§ Task description: The records below must be output exactly, without pictures.

§ Structured figure records:
-- Start --

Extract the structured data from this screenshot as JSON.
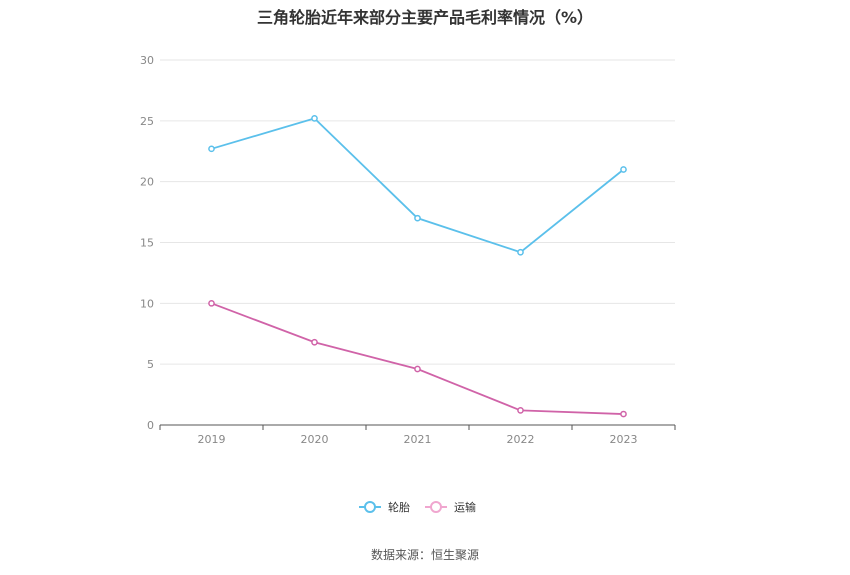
{
  "chart_data": {
    "type": "line",
    "title": "三角轮胎近年来部分主要产品毛利率情况（%）",
    "categories": [
      "2019",
      "2020",
      "2021",
      "2022",
      "2023"
    ],
    "ylim": [
      0,
      30
    ],
    "yticks": [
      "0",
      "5",
      "10",
      "15",
      "20",
      "25",
      "30"
    ],
    "grid": true,
    "legend_position": "bottom-center",
    "series": [
      {
        "name": "轮胎",
        "color": "#5bc0eb",
        "values": [
          22.7,
          25.2,
          17.0,
          14.2,
          21.0
        ]
      },
      {
        "name": "运输",
        "color": "#d063a8",
        "legend_color": "#f0a6cf",
        "values": [
          10.0,
          6.8,
          4.6,
          1.2,
          0.9
        ]
      }
    ]
  },
  "source_note": "数据来源：恒生聚源"
}
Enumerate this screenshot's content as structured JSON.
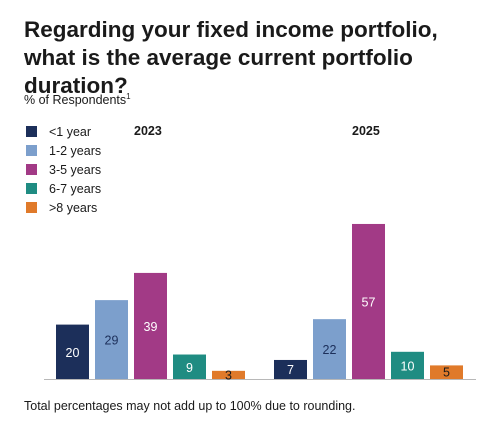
{
  "title": "Regarding your fixed income portfolio, what is the average current portfolio duration?",
  "ylabel": "% of Respondents",
  "ylabel_footnote_mark": "1",
  "footnote": "Total percentages may not add up to 100% due to rounding.",
  "colors": {
    "lt1": "#1c2f5a",
    "y1_2": "#7c9fcc",
    "y3_5": "#a23a86",
    "y6_7": "#1f8c82",
    "gt8": "#e07a2a"
  },
  "chart_data": {
    "type": "bar",
    "categories": [
      "2023",
      "2025"
    ],
    "series": [
      {
        "name": "<1 year",
        "values": [
          20,
          7
        ],
        "color": "#1c2f5a"
      },
      {
        "name": "1-2 years",
        "values": [
          29,
          22
        ],
        "color": "#7c9fcc"
      },
      {
        "name": "3-5 years",
        "values": [
          39,
          57
        ],
        "color": "#a23a86"
      },
      {
        "name": "6-7 years",
        "values": [
          9,
          10
        ],
        "color": "#1f8c82"
      },
      {
        "name": ">8 years",
        "values": [
          3,
          5
        ],
        "color": "#e07a2a"
      }
    ],
    "ylim": [
      0,
      60
    ],
    "grid": false,
    "legend_position": "top-left"
  }
}
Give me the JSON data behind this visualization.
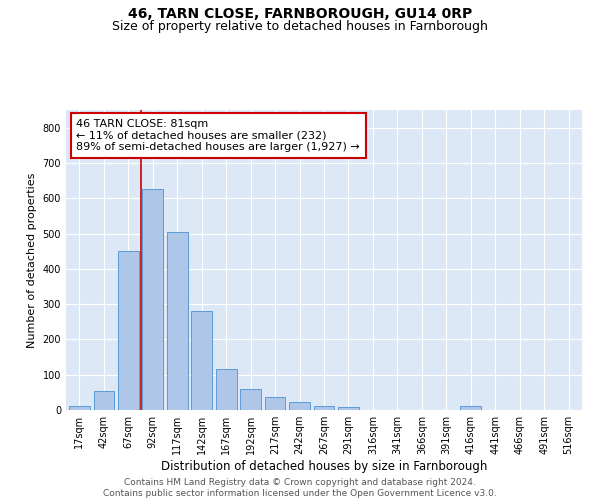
{
  "title1": "46, TARN CLOSE, FARNBOROUGH, GU14 0RP",
  "title2": "Size of property relative to detached houses in Farnborough",
  "xlabel": "Distribution of detached houses by size in Farnborough",
  "ylabel": "Number of detached properties",
  "bar_labels": [
    "17sqm",
    "42sqm",
    "67sqm",
    "92sqm",
    "117sqm",
    "142sqm",
    "167sqm",
    "192sqm",
    "217sqm",
    "242sqm",
    "267sqm",
    "291sqm",
    "316sqm",
    "341sqm",
    "366sqm",
    "391sqm",
    "416sqm",
    "441sqm",
    "466sqm",
    "491sqm",
    "516sqm"
  ],
  "bar_values": [
    12,
    55,
    450,
    625,
    505,
    280,
    115,
    60,
    37,
    22,
    10,
    8,
    0,
    0,
    0,
    0,
    10,
    0,
    0,
    0,
    0
  ],
  "bar_color": "#aec6e8",
  "bar_edge_color": "#5a9bd5",
  "annotation_text": "46 TARN CLOSE: 81sqm\n← 11% of detached houses are smaller (232)\n89% of semi-detached houses are larger (1,927) →",
  "vline_x": 2.5,
  "vline_color": "#cc0000",
  "annotation_box_color": "#ffffff",
  "annotation_box_edgecolor": "#cc0000",
  "ylim": [
    0,
    850
  ],
  "yticks": [
    0,
    100,
    200,
    300,
    400,
    500,
    600,
    700,
    800
  ],
  "background_color": "#dce8f5",
  "footer_text": "Contains HM Land Registry data © Crown copyright and database right 2024.\nContains public sector information licensed under the Open Government Licence v3.0.",
  "title_fontsize": 10,
  "subtitle_fontsize": 9,
  "xlabel_fontsize": 8.5,
  "ylabel_fontsize": 8,
  "tick_fontsize": 7,
  "annotation_fontsize": 8,
  "footer_fontsize": 6.5
}
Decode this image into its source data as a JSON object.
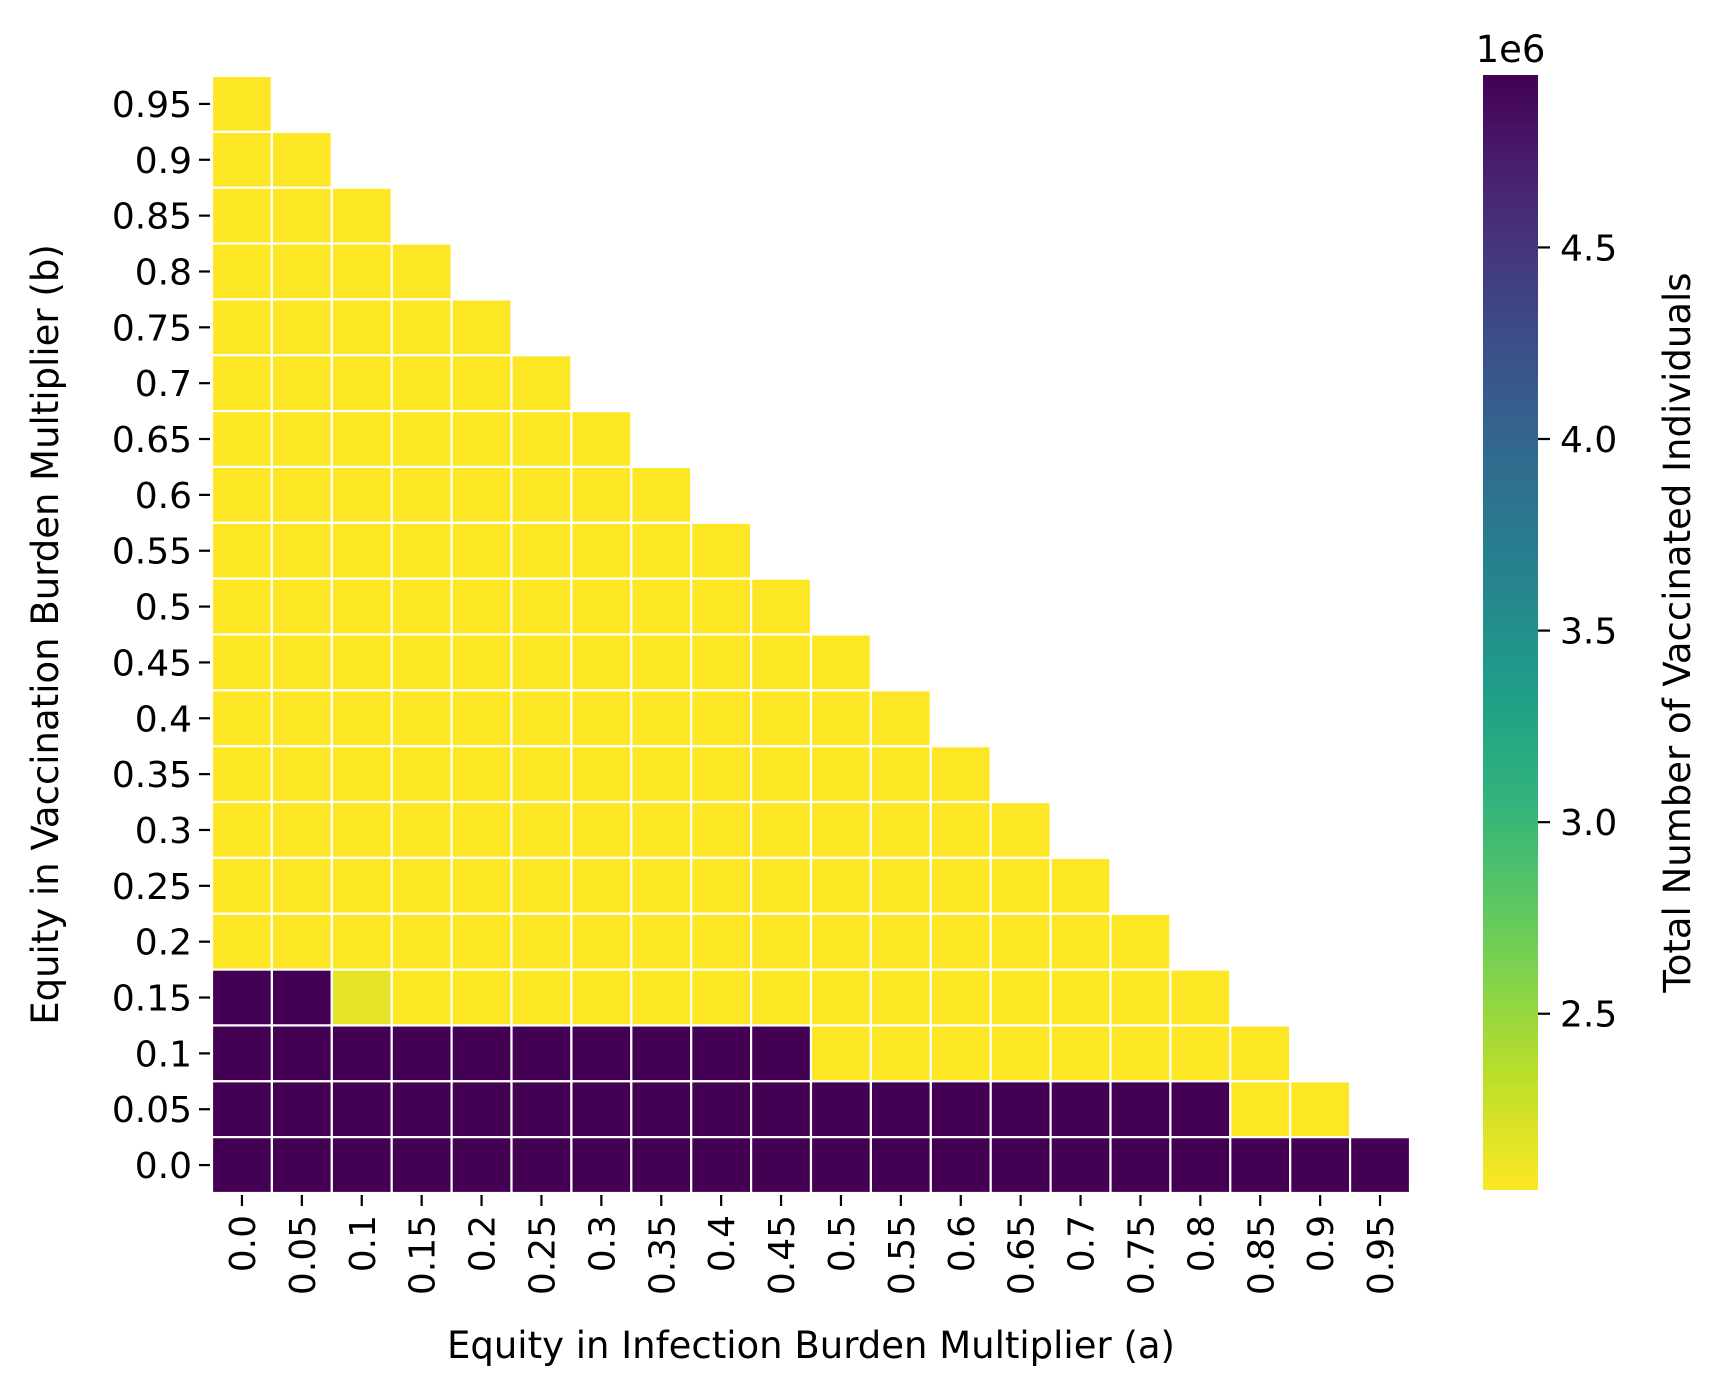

-- End --

§ Answer to this problem:
Extract the structured data from this screenshot as JSON.
{
  "chart_data": {
    "type": "line",
    "title": "三角轮胎近年来部分主要产品毛利率情况（%）",
    "categories": [
      "2019",
      "2020",
      "2021",
      "2022",
      "2023"
    ],
    "ylim": [
      0,
      30
    ],
    "yticks": [
      "0",
      "5",
      "10",
      "15",
      "20",
      "25",
      "30"
    ],
    "grid": true,
    "legend_position": "bottom-center",
    "series": [
      {
        "name": "轮胎",
        "color": "#5bc0eb",
        "values": [
          22.7,
          25.2,
          17.0,
          14.2,
          21.0
        ]
      },
      {
        "name": "运输",
        "color": "#d063a8",
        "legend_color": "#f0a6cf",
        "values": [
          10.0,
          6.8,
          4.6,
          1.2,
          0.9
        ]
      }
    ]
  },
  "source_note": "数据来源：恒生聚源"
}
Enumerate this screenshot's content as structured JSON.
{
  "title": "Regarding your fixed income portfolio, what is the average current portfolio duration?",
  "ylabel": "% of Respondents",
  "ylabel_footnote_mark": "1",
  "footnote": "Total percentages may not add up to 100% due to rounding.",
  "colors": {
    "lt1": "#1c2f5a",
    "y1_2": "#7c9fcc",
    "y3_5": "#a23a86",
    "y6_7": "#1f8c82",
    "gt8": "#e07a2a"
  },
  "chart_data": {
    "type": "bar",
    "categories": [
      "2023",
      "2025"
    ],
    "series": [
      {
        "name": "<1 year",
        "values": [
          20,
          7
        ],
        "color": "#1c2f5a"
      },
      {
        "name": "1-2 years",
        "values": [
          29,
          22
        ],
        "color": "#7c9fcc"
      },
      {
        "name": "3-5 years",
        "values": [
          39,
          57
        ],
        "color": "#a23a86"
      },
      {
        "name": "6-7 years",
        "values": [
          9,
          10
        ],
        "color": "#1f8c82"
      },
      {
        "name": ">8 years",
        "values": [
          3,
          5
        ],
        "color": "#e07a2a"
      }
    ],
    "ylim": [
      0,
      60
    ],
    "grid": false,
    "legend_position": "top-left"
  }
}
Give me the JSON data behind this visualization.
{
  "title1": "46, TARN CLOSE, FARNBOROUGH, GU14 0RP",
  "title2": "Size of property relative to detached houses in Farnborough",
  "xlabel": "Distribution of detached houses by size in Farnborough",
  "ylabel": "Number of detached properties",
  "bar_labels": [
    "17sqm",
    "42sqm",
    "67sqm",
    "92sqm",
    "117sqm",
    "142sqm",
    "167sqm",
    "192sqm",
    "217sqm",
    "242sqm",
    "267sqm",
    "291sqm",
    "316sqm",
    "341sqm",
    "366sqm",
    "391sqm",
    "416sqm",
    "441sqm",
    "466sqm",
    "491sqm",
    "516sqm"
  ],
  "bar_values": [
    12,
    55,
    450,
    625,
    505,
    280,
    115,
    60,
    37,
    22,
    10,
    8,
    0,
    0,
    0,
    0,
    10,
    0,
    0,
    0,
    0
  ],
  "bar_color": "#aec6e8",
  "bar_edge_color": "#5a9bd5",
  "annotation_text": "46 TARN CLOSE: 81sqm\n← 11% of detached houses are smaller (232)\n89% of semi-detached houses are larger (1,927) →",
  "vline_x": 2.5,
  "vline_color": "#cc0000",
  "annotation_box_color": "#ffffff",
  "annotation_box_edgecolor": "#cc0000",
  "ylim": [
    0,
    850
  ],
  "yticks": [
    0,
    100,
    200,
    300,
    400,
    500,
    600,
    700,
    800
  ],
  "background_color": "#dce8f5",
  "footer_text": "Contains HM Land Registry data © Crown copyright and database right 2024.\nContains public sector information licensed under the Open Government Licence v3.0.",
  "title_fontsize": 10,
  "subtitle_fontsize": 9,
  "xlabel_fontsize": 8.5,
  "ylabel_fontsize": 8,
  "tick_fontsize": 7,
  "annotation_fontsize": 8,
  "footer_fontsize": 6.5
}
Decode this image into its source data as a JSON object.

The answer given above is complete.